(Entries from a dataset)
== == ==
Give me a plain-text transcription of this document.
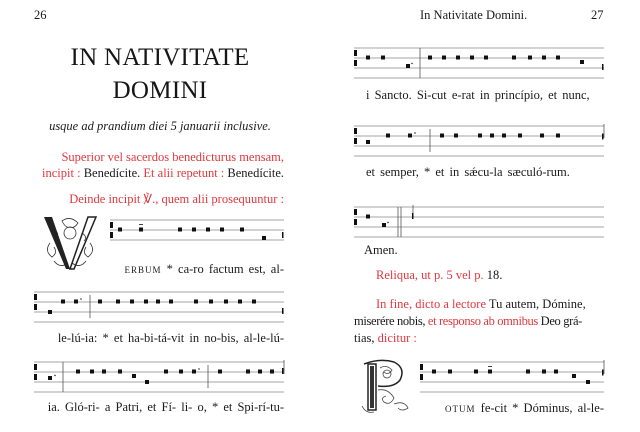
26
IN NATIVITATE
DOMINI
usque ad prandium diei 5 januarii inclusive.
Superior vel sacerdos benedicturus mensam,
incipit : Benedícite. Et alii repetunt : Benedícite.
Deinde incipit ℣., quem alii prosequuntur :
erbum * ca-ro factum est, al-
le-lú-ia: * et ha-bi-tá-vit in no-bis, al-le-lú-
ia. Gló-ri- a Patri, et Fí- li- o, * et Spi-rí-tu-
In Nativitate Domini.	27
i Sancto. Si-cut e-rat in princípio, et nunc,
et semper, * et in sǽcu-la sæculó-rum.
Amen.
Reliqua, ut p. 5 vel p. 18.
In fine, dicto a lectore Tu autem, Dómine,
miserére nobis, et responso ab omnibus Deo grá-
tias, dicitur :
otum fe-cit * Dóminus, al-le-
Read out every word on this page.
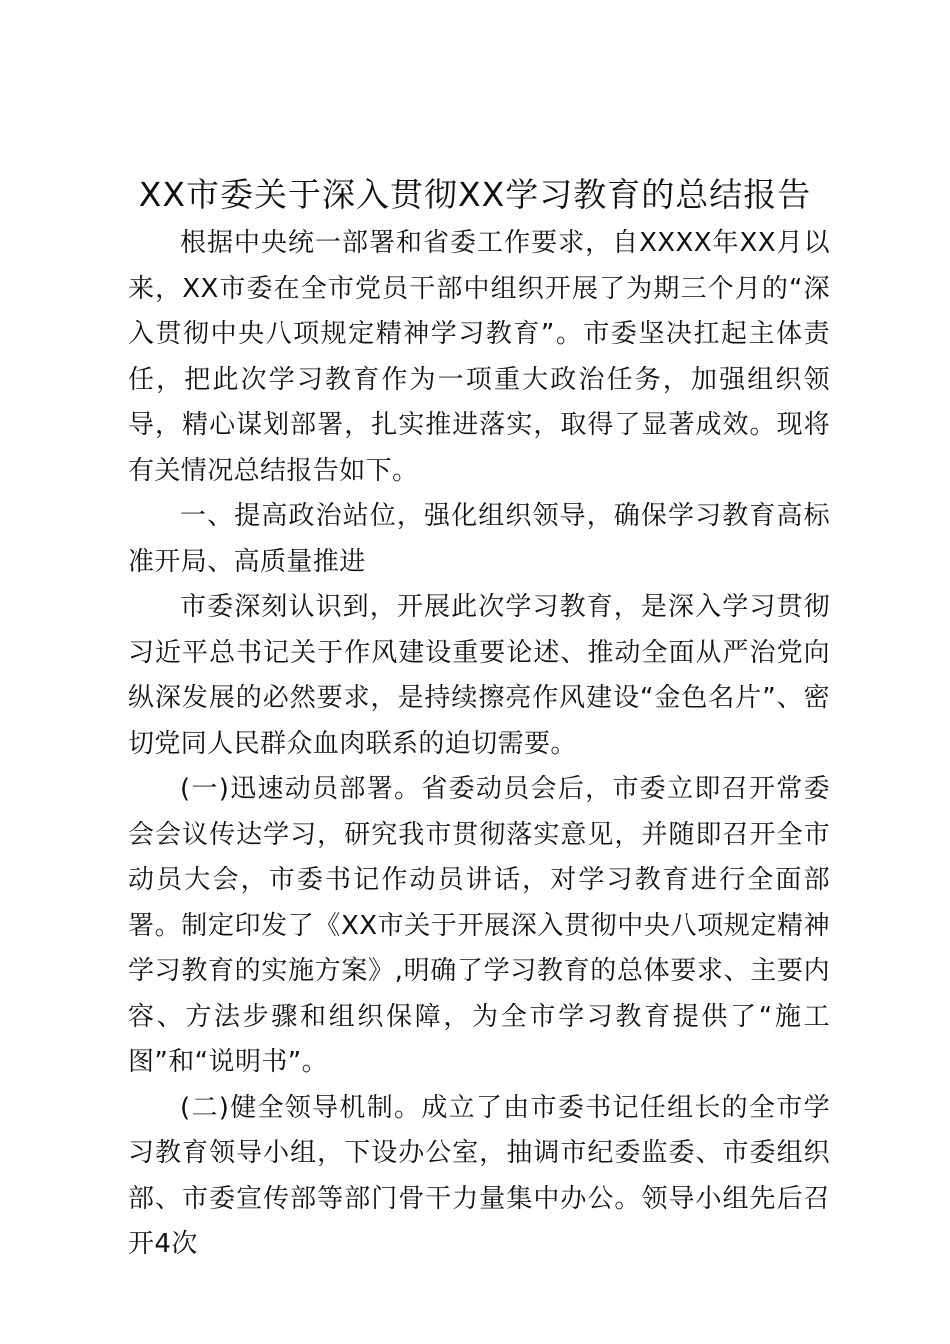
XX市委关于深入贯彻XX学习教育的总结报告

根据中央统一部署和省委工作要求，自XXXX年XX月以来，XX市委在全市党员干部中组织开展了为期三个月的“深入贯彻中央八项规定精神学习教育”。市委坚决扛起主体责任，把此次学习教育作为一项重大政治任务，加强组织领导，精心谋划部署，扎实推进落实，取得了显著成效。现将有关情况总结报告如下。

一、提高政治站位，强化组织领导，确保学习教育高标准开局、高质量推进

市委深刻认识到，开展此次学习教育，是深入学习贯彻习近平总书记关于作风建设重要论述、推动全面从严治党向纵深发展的必然要求，是持续擦亮作风建设“金色名片”、密切党同人民群众血肉联系的迫切需要。

(一)迅速动员部署。省委动员会后，市委立即召开常委会会议传达学习，研究我市贯彻落实意见，并随即召开全市动员大会，市委书记作动员讲话，对学习教育进行全面部署。制定印发了《XX市关于开展深入贯彻中央八项规定精神学习教育的实施方案》,明确了学习教育的总体要求、主要内容、方法步骤和组织保障，为全市学习教育提供了“施工图”和“说明书”。

(二)健全领导机制。成立了由市委书记任组长的全市学习教育领导小组，下设办公室，抽调市纪委监委、市委组织部、市委宣传部等部门骨干力量集中办公。领导小组先后召开4次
== == ==
### Problem to work on
Identify and list each line with the word "incipit".

### Solution for this task
incipit : Benedícite. Et alii repetunt : Benedícite.
Deinde incipit ℣., quem alii prosequuntur :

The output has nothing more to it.